═══ Given information
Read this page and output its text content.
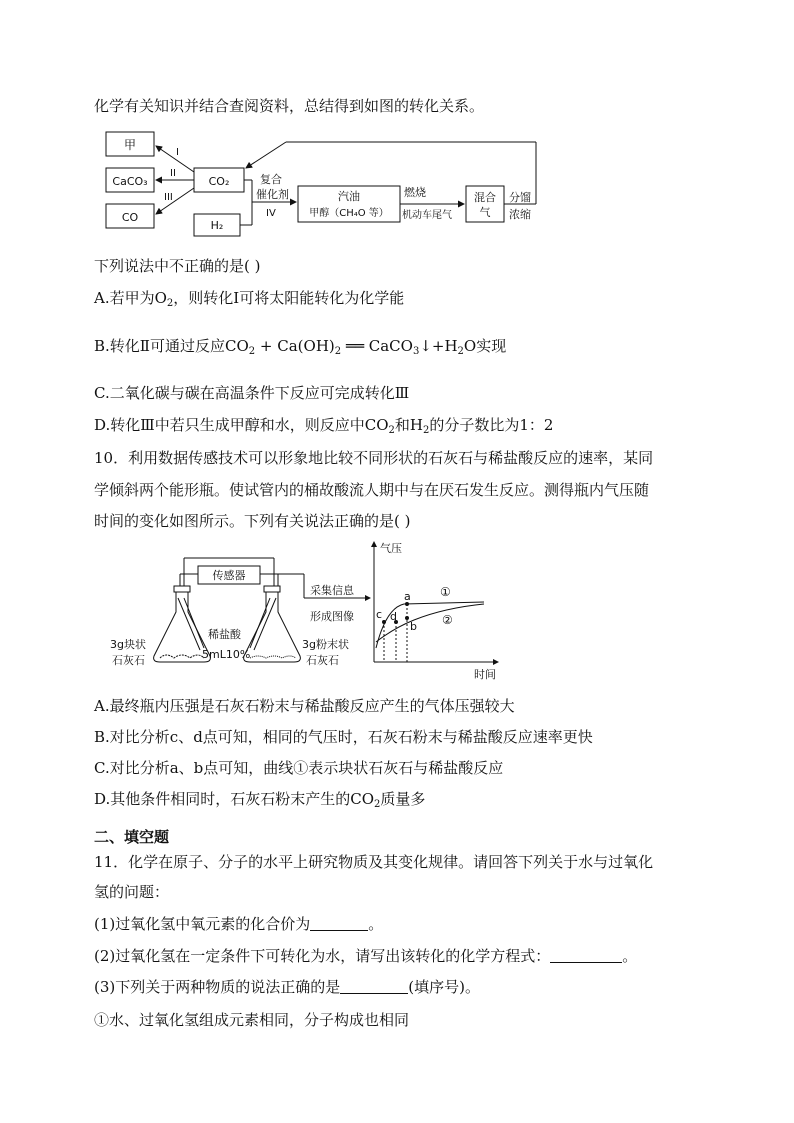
化学有关知识并结合查阅资料，总结得到如图的转化关系。
甲
CaCO₃
CO
CO₂
H₂
I
II
III
复合
催化剂
IV
汽油
甲醇（CH₄O 等）
燃烧
机动车尾气
混合
气
分馏
浓缩
下列说法中不正确的是( )
A.若甲为$O_2$，则转化Ⅰ可将太阳能转化为化学能
B.转化Ⅱ可通过反应$CO_2 + Ca(OH)_2$ ══ $CaCO_3↓+H_2O$实现
C.二氧化碳与碳在高温条件下反应可完成转化Ⅲ
D.转化Ⅲ中若只生成甲醇和水，则反应中$CO_2$和$H_2$的分子数比为1：2
10．利用数据传感技术可以形象地比较不同形状的石灰石与稀盐酸反应的速率，某同
学倾斜两个能形瓶。使试管内的桶故酸流人期中与在厌石发生反应。测得瓶内气压随
时间的变化如图所示。下列有关说法正确的是( )
传感器
采集信息
形成图像
稀盐酸
5mL10%
3g块状
石灰石
3g粉末状
石灰石
气压
时间
a
b
c d
①
②
A.最终瓶内压强是石灰石粉末与稀盐酸反应产生的气体压强较大
B.对比分析c、d点可知，相同的气压时，石灰石粉末与稀盐酸反应速率更快
C.对比分析a、b点可知，曲线①表示块状石灰石与稀盐酸反应
D.其他条件相同时，石灰石粉末产生的$CO_2$质量多
二、填空题
11．化学在原子、分子的水平上研究物质及其变化规律。请回答下列关于水与过氧化
氢的问题：
(1)过氧化氢中氧元素的化合价为	。
(2)过氧化氢在一定条件下可转化为水，请写出该转化的化学方程式：	。
(3)下列关于两种物质的说法正确的是	(填序号)。
①水、过氧化氢组成元素相同，分子构成也相同
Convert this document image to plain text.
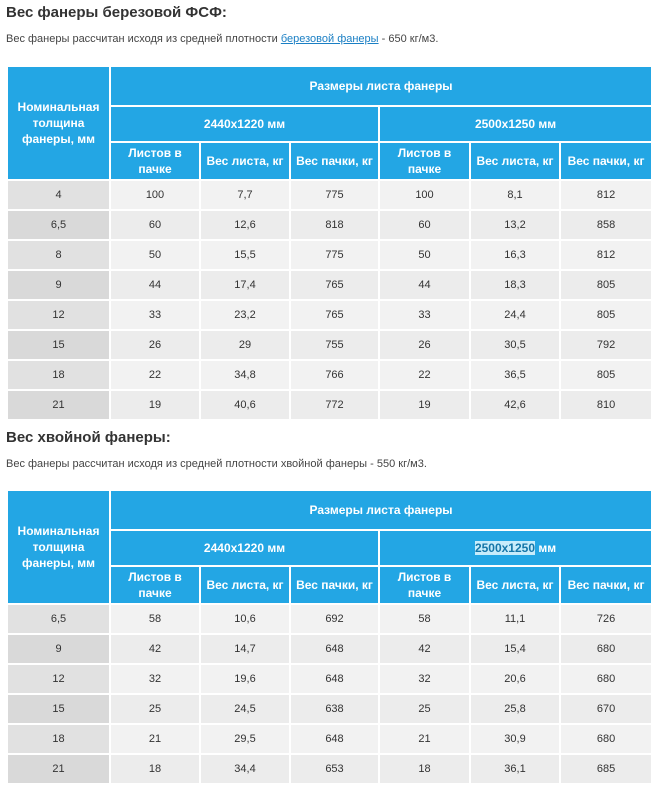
Вес фанеры березовой ФСФ:

Вес фанеры рассчитан исходя из средней плотности березовой фанеры - 650 кг/м3.

Номинальная толщина фанеры, мм	Размеры листа фанеры					
	2440х1220 мм			2500х1250 мм		
	Листов в пачке	Вес листа, кг	Вес пачки, кг	Листов в пачке	Вес листа, кг	Вес пачки, кг
4	100	7,7	775	100	8,1	812
6,5	60	12,6	818	60	13,2	858
8	50	15,5	775	50	16,3	812
9	44	17,4	765	44	18,3	805
12	33	23,2	765	33	24,4	805
15	26	29	755	26	30,5	792
18	22	34,8	766	22	36,5	805
21	19	40,6	772	19	42,6	810
Вес хвойной фанеры:

Вес фанеры рассчитан исходя из средней плотности хвойной фанеры - 550 кг/м3.

Номинальная толщина фанеры, мм	Размеры листа фанеры					
	2440х1220 мм			2500х1250 мм		
	Листов в пачке	Вес листа, кг	Вес пачки, кг	Листов в пачке	Вес листа, кг	Вес пачки, кг
6,5	58	10,6	692	58	11,1	726
9	42	14,7	648	42	15,4	680
12	32	19,6	648	32	20,6	680
15	25	24,5	638	25	25,8	670
18	21	29,5	648	21	30,9	680
21	18	34,4	653	18	36,1	685
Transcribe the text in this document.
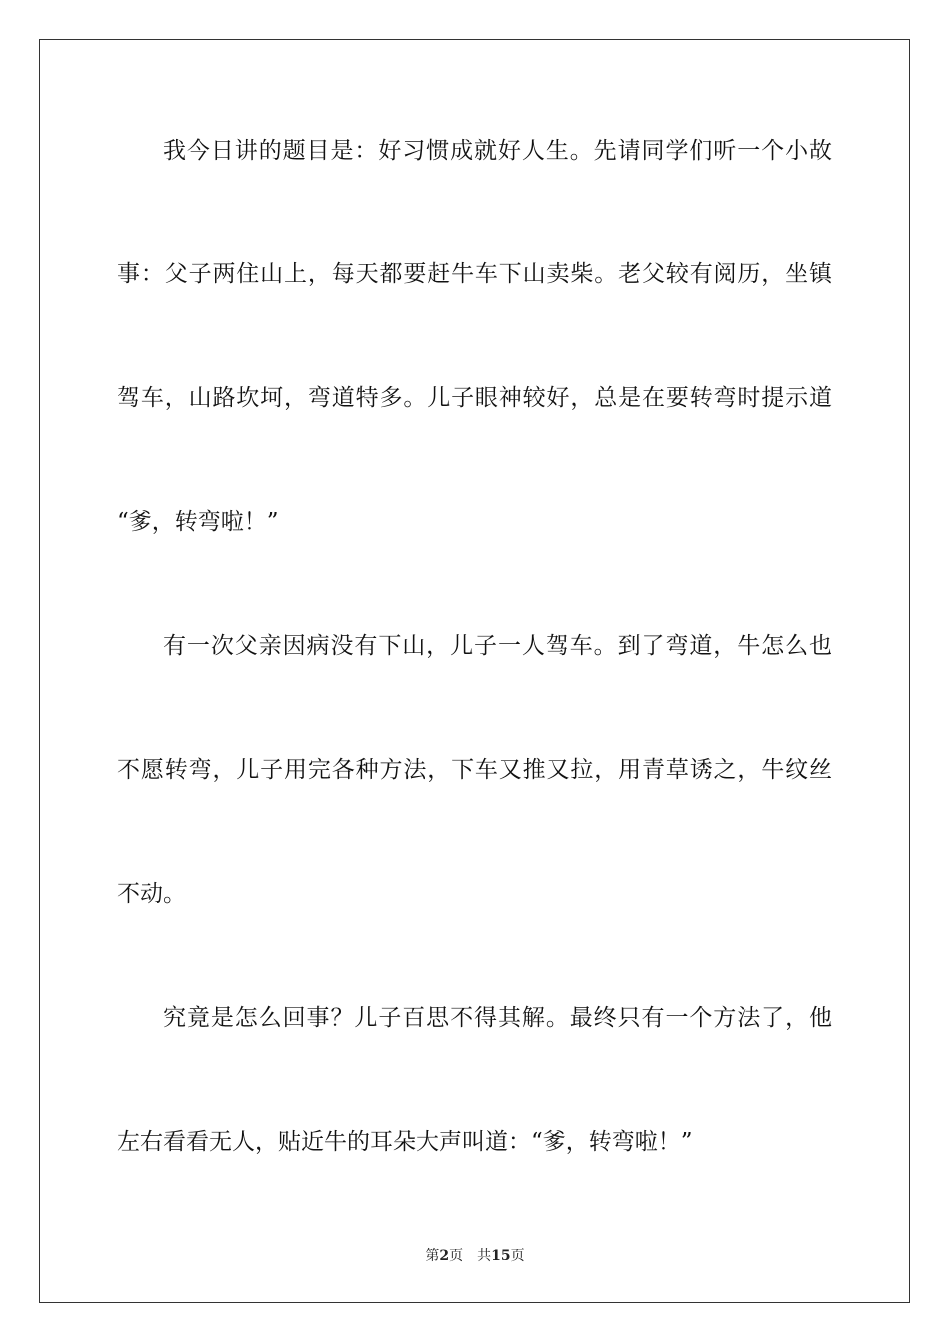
我今日讲的题目是：好习惯成就好人生。先请同学们听一个小故
事：父子两住山上，每天都要赶牛车下山卖柴。老父较有阅历，坐镇
驾车，山路坎坷，弯道特多。儿子眼神较好，总是在要转弯时提示道
“爹，转弯啦！”
有一次父亲因病没有下山，儿子一人驾车。到了弯道，牛怎么也
不愿转弯，儿子用完各种方法，下车又推又拉，用青草诱之，牛纹丝
不动。
究竟是怎么回事？儿子百思不得其解。最终只有一个方法了，他
左右看看无人，贴近牛的耳朵大声叫道：“爹，转弯啦！”
第2页 共15页
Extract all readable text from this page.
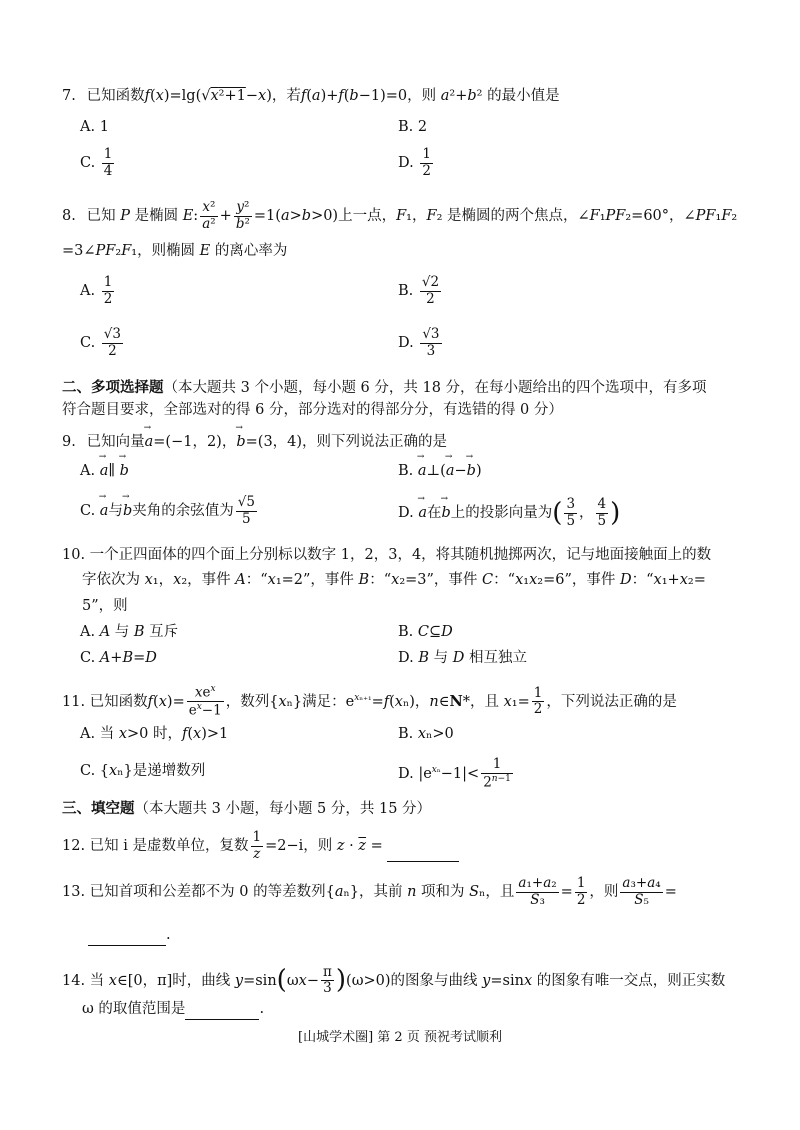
7. 已知函数f(x)=lg(√x²+1−x)，若f(a)+f(b−1)=0，则 a²+b² 的最小值是
A. 1	B. 2
C. $\frac{1}{4}$	D. $\frac{1}{2}$
8. 已知 P 是椭圆 E: $\frac{\text{x²}}{\text{a²}} + \frac{\text{y²}}{\text{b²}} =1(a>b>0)$上一点，F₁，F₂ 是椭圆的两个焦点，∠F₁PF₂=60°，∠PF₁F₂
=3∠PF₂F₁，则椭圆 E 的离心率为
A. $\frac{1}{2}$	B. $\frac{√2}{2}$
C. $\frac{√3}{2}$	D. $\frac{√3}{3}$
二、多项选择题（本大题共 3 个小题，每小题 6 分，共 18 分，在每小题给出的四个选项中，有多项
符合题目要求，全部选对的得 6 分，部分选对的得部分分，有选错的得 0 分）
9. 已知向量→ a=(−1，2)，→ b=(3，4)，则下列说法正确的是
A. → a∥ → b	B. → a⊥(→ a−→ b)
C. → a与→ b夹角的余弦值为 $\frac{√5}{5}$	D. → a在→ b上的投影向量为( $\frac{3}{5}$ ， $\frac{4}{5}$ )
10. 一个正四面体的四个面上分别标以数字 1，2，3，4，将其随机抛掷两次，记与地面接触面上的数
字依次为 x₁，x₂，事件 A：“x₁=2”，事件 B：“x₂=3”，事件 C：“x₁x₂=6”，事件 D：“x₁+x₂=
5”，则
A. A 与 B 互斥	B. C⊆D
C. A+B=D	D. B 与 D 相互独立
11. 已知函数$f(x)= \frac{xe^x}{e^x-1}$ ，数列{xₙ}满足：$e^{x_{n+1}}=f(x_n)$，n∈N*，且 $x_1= \frac{1}{2}$ ，下列说法正确的是
A. 当 x>0 时，f(x)>1	B. xₙ>0
C. {xₙ}是递增数列	D. $|e^{x_n}-1|< \frac{1}{2^{n-1}}$
三、填空题（本大题共 3 小题，每小题 5 分，共 15 分）
12. 已知 i 是虚数单位，复数 $\frac{1}{z} =2-i$，则 $z \cdot \overline{z}$ =
13. 已知首项和公差都不为 0 的等差数列{aₙ}，其前 n 项和为 Sₙ，且 $\frac{\text{a₁+a₂}}{\text{S₃}} = \frac{1}{2}$ ，则 $\frac{\text{a₃+a₄}}{\text{S₅}}$ =
.
14. 当 x∈[0，π]时，曲线 $y=\sin(\omega x- \frac{\pi}{3} )(\omega>0)$的图象与曲线 y=sinx 的图象有唯一交点，则正实数
ω 的取值范围是	.
[山城学术圈] 第 2 页 预祝考试顺利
══════
Exercise:
Indicate how many lines of the material include the word "рассчитан"; the number alone is required.

Task response:
2